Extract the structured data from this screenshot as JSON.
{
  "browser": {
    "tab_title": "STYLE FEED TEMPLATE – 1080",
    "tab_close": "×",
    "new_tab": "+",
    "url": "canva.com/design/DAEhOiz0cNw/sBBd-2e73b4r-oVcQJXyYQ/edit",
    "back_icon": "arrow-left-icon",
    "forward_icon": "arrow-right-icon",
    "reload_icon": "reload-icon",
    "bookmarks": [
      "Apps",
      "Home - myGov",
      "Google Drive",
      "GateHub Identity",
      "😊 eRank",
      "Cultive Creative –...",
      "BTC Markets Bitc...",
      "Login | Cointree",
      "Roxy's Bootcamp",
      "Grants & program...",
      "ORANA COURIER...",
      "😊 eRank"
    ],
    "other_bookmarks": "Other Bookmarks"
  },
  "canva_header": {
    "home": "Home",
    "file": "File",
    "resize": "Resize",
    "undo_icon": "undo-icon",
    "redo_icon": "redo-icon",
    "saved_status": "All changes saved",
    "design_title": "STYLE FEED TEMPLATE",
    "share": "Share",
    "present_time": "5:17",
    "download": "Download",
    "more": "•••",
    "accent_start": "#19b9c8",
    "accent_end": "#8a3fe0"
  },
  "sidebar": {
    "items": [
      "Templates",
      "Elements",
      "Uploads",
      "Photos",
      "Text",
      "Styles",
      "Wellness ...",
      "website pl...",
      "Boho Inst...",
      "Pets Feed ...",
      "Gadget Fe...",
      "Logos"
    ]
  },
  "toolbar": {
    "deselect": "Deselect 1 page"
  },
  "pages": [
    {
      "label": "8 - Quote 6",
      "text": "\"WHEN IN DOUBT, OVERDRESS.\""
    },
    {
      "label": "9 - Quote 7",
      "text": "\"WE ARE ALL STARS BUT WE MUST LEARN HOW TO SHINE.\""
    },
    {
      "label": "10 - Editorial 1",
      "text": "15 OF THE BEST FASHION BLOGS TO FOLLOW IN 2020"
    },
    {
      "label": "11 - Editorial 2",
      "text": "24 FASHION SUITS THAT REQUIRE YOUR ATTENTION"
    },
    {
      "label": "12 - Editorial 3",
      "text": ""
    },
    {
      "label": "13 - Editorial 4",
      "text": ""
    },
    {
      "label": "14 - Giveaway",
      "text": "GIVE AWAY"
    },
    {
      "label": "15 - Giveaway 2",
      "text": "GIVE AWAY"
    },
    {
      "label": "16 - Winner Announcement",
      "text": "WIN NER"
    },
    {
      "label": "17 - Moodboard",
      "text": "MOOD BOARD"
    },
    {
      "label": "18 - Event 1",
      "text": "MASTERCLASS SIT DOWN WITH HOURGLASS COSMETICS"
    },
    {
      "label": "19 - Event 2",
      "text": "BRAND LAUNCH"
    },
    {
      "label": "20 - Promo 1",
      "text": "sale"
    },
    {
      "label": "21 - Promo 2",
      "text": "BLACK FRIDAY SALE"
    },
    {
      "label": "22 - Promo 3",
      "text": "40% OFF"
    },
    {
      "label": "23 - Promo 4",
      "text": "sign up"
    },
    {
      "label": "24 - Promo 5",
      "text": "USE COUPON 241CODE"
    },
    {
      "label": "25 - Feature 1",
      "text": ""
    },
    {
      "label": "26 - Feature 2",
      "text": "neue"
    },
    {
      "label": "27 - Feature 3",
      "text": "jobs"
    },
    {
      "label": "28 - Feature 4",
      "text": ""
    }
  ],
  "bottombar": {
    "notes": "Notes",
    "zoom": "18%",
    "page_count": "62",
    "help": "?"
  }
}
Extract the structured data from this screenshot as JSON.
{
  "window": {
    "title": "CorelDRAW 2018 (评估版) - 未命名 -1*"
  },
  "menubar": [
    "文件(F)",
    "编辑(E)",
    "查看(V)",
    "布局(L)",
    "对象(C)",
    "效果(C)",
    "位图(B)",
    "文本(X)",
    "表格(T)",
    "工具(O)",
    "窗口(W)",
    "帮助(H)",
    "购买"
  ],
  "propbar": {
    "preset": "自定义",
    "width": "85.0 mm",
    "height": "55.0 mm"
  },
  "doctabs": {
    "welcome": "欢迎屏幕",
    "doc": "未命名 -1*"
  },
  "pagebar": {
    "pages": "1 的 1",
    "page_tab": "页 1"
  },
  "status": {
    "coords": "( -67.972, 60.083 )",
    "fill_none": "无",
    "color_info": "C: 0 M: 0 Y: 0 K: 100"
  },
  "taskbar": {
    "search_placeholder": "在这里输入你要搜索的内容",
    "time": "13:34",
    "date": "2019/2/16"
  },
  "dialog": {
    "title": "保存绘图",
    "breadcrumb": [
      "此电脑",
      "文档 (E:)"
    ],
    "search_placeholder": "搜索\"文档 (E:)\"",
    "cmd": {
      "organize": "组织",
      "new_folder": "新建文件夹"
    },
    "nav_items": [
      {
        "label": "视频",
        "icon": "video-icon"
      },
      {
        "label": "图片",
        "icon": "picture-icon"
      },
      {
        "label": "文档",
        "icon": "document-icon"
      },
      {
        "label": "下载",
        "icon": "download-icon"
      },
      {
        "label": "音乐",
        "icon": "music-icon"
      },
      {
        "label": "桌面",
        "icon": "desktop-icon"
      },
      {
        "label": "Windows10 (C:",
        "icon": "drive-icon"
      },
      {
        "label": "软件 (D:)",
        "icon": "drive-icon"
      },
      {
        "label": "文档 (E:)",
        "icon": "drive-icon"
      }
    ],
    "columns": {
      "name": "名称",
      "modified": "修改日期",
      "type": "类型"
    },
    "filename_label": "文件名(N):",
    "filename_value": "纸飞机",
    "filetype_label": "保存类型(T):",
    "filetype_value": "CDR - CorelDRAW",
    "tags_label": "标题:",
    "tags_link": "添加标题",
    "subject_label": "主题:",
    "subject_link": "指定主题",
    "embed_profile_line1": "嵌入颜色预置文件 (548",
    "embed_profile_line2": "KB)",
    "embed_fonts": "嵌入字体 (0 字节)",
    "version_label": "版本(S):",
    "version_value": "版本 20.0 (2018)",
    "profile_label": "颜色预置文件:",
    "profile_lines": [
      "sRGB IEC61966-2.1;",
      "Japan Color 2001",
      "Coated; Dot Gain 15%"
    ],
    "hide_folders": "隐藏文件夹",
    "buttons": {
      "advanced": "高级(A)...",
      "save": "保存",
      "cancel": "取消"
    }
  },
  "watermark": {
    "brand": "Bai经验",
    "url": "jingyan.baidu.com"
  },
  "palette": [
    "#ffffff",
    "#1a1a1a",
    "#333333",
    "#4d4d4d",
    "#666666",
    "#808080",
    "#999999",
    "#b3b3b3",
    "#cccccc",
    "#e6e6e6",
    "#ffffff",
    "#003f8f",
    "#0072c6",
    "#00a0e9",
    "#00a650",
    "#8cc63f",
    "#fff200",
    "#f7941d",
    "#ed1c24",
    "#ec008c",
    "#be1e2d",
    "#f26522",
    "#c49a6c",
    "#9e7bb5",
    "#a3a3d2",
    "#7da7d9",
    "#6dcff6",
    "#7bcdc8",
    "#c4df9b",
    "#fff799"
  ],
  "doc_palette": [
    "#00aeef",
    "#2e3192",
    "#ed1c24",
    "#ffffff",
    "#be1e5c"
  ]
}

WORK INSTRUCTIONS
Return the entries above exactly as they appear.

FULL SOLUTION
Extract the structured data from this screenshot as JSON.
{
  "browser": {
    "tab_title": "STYLE FEED TEMPLATE – 1080",
    "tab_close": "×",
    "new_tab": "+",
    "url": "canva.com/design/DAEhOiz0cNw/sBBd-2e73b4r-oVcQJXyYQ/edit",
    "back_icon": "arrow-left-icon",
    "forward_icon": "arrow-right-icon",
    "reload_icon": "reload-icon",
    "bookmarks": [
      "Apps",
      "Home - myGov",
      "Google Drive",
      "GateHub Identity",
      "😊 eRank",
      "Cultive Creative –...",
      "BTC Markets Bitc...",
      "Login | Cointree",
      "Roxy's Bootcamp",
      "Grants & program...",
      "ORANA COURIER...",
      "😊 eRank"
    ],
    "other_bookmarks": "Other Bookmarks"
  },
  "canva_header": {
    "home": "Home",
    "file": "File",
    "resize": "Resize",
    "undo_icon": "undo-icon",
    "redo_icon": "redo-icon",
    "saved_status": "All changes saved",
    "design_title": "STYLE FEED TEMPLATE",
    "share": "Share",
    "present_time": "5:17",
    "download": "Download",
    "more": "•••",
    "accent_start": "#19b9c8",
    "accent_end": "#8a3fe0"
  },
  "sidebar": {
    "items": [
      "Templates",
      "Elements",
      "Uploads",
      "Photos",
      "Text",
      "Styles",
      "Wellness ...",
      "website pl...",
      "Boho Inst...",
      "Pets Feed ...",
      "Gadget Fe...",
      "Logos"
    ]
  },
  "toolbar": {
    "deselect": "Deselect 1 page"
  },
  "pages": [
    {
      "label": "8 - Quote 6",
      "text": "\"WHEN IN DOUBT, OVERDRESS.\""
    },
    {
      "label": "9 - Quote 7",
      "text": "\"WE ARE ALL STARS BUT WE MUST LEARN HOW TO SHINE.\""
    },
    {
      "label": "10 - Editorial 1",
      "text": "15 OF THE BEST FASHION BLOGS TO FOLLOW IN 2020"
    },
    {
      "label": "11 - Editorial 2",
      "text": "24 FASHION SUITS THAT REQUIRE YOUR ATTENTION"
    },
    {
      "label": "12 - Editorial 3",
      "text": ""
    },
    {
      "label": "13 - Editorial 4",
      "text": ""
    },
    {
      "label": "14 - Giveaway",
      "text": "GIVE AWAY"
    },
    {
      "label": "15 - Giveaway 2",
      "text": "GIVE AWAY"
    },
    {
      "label": "16 - Winner Announcement",
      "text": "WIN NER"
    },
    {
      "label": "17 - Moodboard",
      "text": "MOOD BOARD"
    },
    {
      "label": "18 - Event 1",
      "text": "MASTERCLASS SIT DOWN WITH HOURGLASS COSMETICS"
    },
    {
      "label": "19 - Event 2",
      "text": "BRAND LAUNCH"
    },
    {
      "label": "20 - Promo 1",
      "text": "sale"
    },
    {
      "label": "21 - Promo 2",
      "text": "BLACK FRIDAY SALE"
    },
    {
      "label": "22 - Promo 3",
      "text": "40% OFF"
    },
    {
      "label": "23 - Promo 4",
      "text": "sign up"
    },
    {
      "label": "24 - Promo 5",
      "text": "USE COUPON 241CODE"
    },
    {
      "label": "25 - Feature 1",
      "text": ""
    },
    {
      "label": "26 - Feature 2",
      "text": "neue"
    },
    {
      "label": "27 - Feature 3",
      "text": "jobs"
    },
    {
      "label": "28 - Feature 4",
      "text": ""
    }
  ],
  "bottombar": {
    "notes": "Notes",
    "zoom": "18%",
    "page_count": "62",
    "help": "?"
  }
}
Extract the structured data from this screenshot as JSON.
{
  "window": {
    "title": "CorelDRAW 2018 (评估版) - 未命名 -1*"
  },
  "menubar": [
    "文件(F)",
    "编辑(E)",
    "查看(V)",
    "布局(L)",
    "对象(C)",
    "效果(C)",
    "位图(B)",
    "文本(X)",
    "表格(T)",
    "工具(O)",
    "窗口(W)",
    "帮助(H)",
    "购买"
  ],
  "propbar": {
    "preset": "自定义",
    "width": "85.0 mm",
    "height": "55.0 mm"
  },
  "doctabs": {
    "welcome": "欢迎屏幕",
    "doc": "未命名 -1*"
  },
  "pagebar": {
    "pages": "1 的 1",
    "page_tab": "页 1"
  },
  "status": {
    "coords": "( -67.972, 60.083 )",
    "fill_none": "无",
    "color_info": "C: 0 M: 0 Y: 0 K: 100"
  },
  "taskbar": {
    "search_placeholder": "在这里输入你要搜索的内容",
    "time": "13:34",
    "date": "2019/2/16"
  },
  "dialog": {
    "title": "保存绘图",
    "breadcrumb": [
      "此电脑",
      "文档 (E:)"
    ],
    "search_placeholder": "搜索\"文档 (E:)\"",
    "cmd": {
      "organize": "组织",
      "new_folder": "新建文件夹"
    },
    "nav_items": [
      {
        "label": "视频",
        "icon": "video-icon"
      },
      {
        "label": "图片",
        "icon": "picture-icon"
      },
      {
        "label": "文档",
        "icon": "document-icon"
      },
      {
        "label": "下载",
        "icon": "download-icon"
      },
      {
        "label": "音乐",
        "icon": "music-icon"
      },
      {
        "label": "桌面",
        "icon": "desktop-icon"
      },
      {
        "label": "Windows10 (C:",
        "icon": "drive-icon"
      },
      {
        "label": "软件 (D:)",
        "icon": "drive-icon"
      },
      {
        "label": "文档 (E:)",
        "icon": "drive-icon"
      }
    ],
    "columns": {
      "name": "名称",
      "modified": "修改日期",
      "type": "类型"
    },
    "filename_label": "文件名(N):",
    "filename_value": "纸飞机",
    "filetype_label": "保存类型(T):",
    "filetype_value": "CDR - CorelDRAW",
    "tags_label": "标题:",
    "tags_link": "添加标题",
    "subject_label": "主题:",
    "subject_link": "指定主题",
    "embed_profile_line1": "嵌入颜色预置文件 (548",
    "embed_profile_line2": "KB)",
    "embed_fonts": "嵌入字体 (0 字节)",
    "version_label": "版本(S):",
    "version_value": "版本 20.0 (2018)",
    "profile_label": "颜色预置文件:",
    "profile_lines": [
      "sRGB IEC61966-2.1;",
      "Japan Color 2001",
      "Coated; Dot Gain 15%"
    ],
    "hide_folders": "隐藏文件夹",
    "buttons": {
      "advanced": "高级(A)...",
      "save": "保存",
      "cancel": "取消"
    }
  },
  "watermark": {
    "brand": "Bai经验",
    "url": "jingyan.baidu.com"
  },
  "palette": [
    "#ffffff",
    "#1a1a1a",
    "#333333",
    "#4d4d4d",
    "#666666",
    "#808080",
    "#999999",
    "#b3b3b3",
    "#cccccc",
    "#e6e6e6",
    "#ffffff",
    "#003f8f",
    "#0072c6",
    "#00a0e9",
    "#00a650",
    "#8cc63f",
    "#fff200",
    "#f7941d",
    "#ed1c24",
    "#ec008c",
    "#be1e2d",
    "#f26522",
    "#c49a6c",
    "#9e7bb5",
    "#a3a3d2",
    "#7da7d9",
    "#6dcff6",
    "#7bcdc8",
    "#c4df9b",
    "#fff799"
  ],
  "doc_palette": [
    "#00aeef",
    "#2e3192",
    "#ed1c24",
    "#ffffff",
    "#be1e5c"
  ]
}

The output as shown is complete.